TANTANGAN:
Jawablah pertanyaan berikut berdasarkan teks tentang hak atas tanah.
(a) Apa yang terjadi pada tanah dan hak milik seorang warga apabila ia menghentikan kegiatan menggarapnya?
(b) Apa padanan bahasa Indonesia untuk "Het erfpachtsregt" menurut daftar dalam BW atau KUHP Perdata?
(c) Istilah Belanda apa yang dicantumkan untuk "Hak milik, hak yasan" dalam hukum adat?

Tetapi apabila warga tersebut menghentikan kegiatan menggarapnya maka tanah itu kembali ke dalam cakupan hak ulayat persekutuan Hukoem nya dan hak miliknya melebur.

 

ANEKA RAGAM JENIS HAK ATAS TANAH

BW atau KUHP Perdata mengenal pelbagai jenis hak atas tanah sebagai barang tidak bergerak, yaitu :

  • Bezit (kedudukan berkuasa)
  • Eigendom ( hak milik )
  • Burenrecht (hak bertetangga = hak jiran )
  • Herendiest (hak kerja rodi)
  • Erfaienst baarheid (hak pengabdian tanah)
  • Het regt van opstaal (hak numpang karang)
  • Het erfpachtsregt (hak usaha)
  • Grondrenten en tienden (bunga tanah dan hasil sepersepuluh)
  • Het vrucht gebruik (hak pakai hasil)
  • Het recht van gebruik en de bewoning (hak pakai dan hak mendiami).

 

 

Sedang Hukoem  adat mengenal peristilahan yang lain sekali.

Hak Persekutuan atas tanah ;

  • Hak Ulayat
  • Hak dari kelompok kekerabatan atau keluarga luas
  • Hak perorangan atas tanah;
  • Hak milik, hak yasan (inland bezitrecht)

MATERI YANG TERSEDIA:
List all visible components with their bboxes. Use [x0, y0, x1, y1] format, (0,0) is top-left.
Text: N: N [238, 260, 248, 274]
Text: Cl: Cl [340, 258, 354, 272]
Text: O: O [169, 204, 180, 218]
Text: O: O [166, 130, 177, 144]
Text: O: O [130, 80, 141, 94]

JAWABAN SOAL INI:
(a) Tanah itu kembali ke dalam cakupan hak ulayat persekutuan hukumnya, dan hak miliknya melebur.
(b) Hak usaha.
(c) Inland bezitrecht.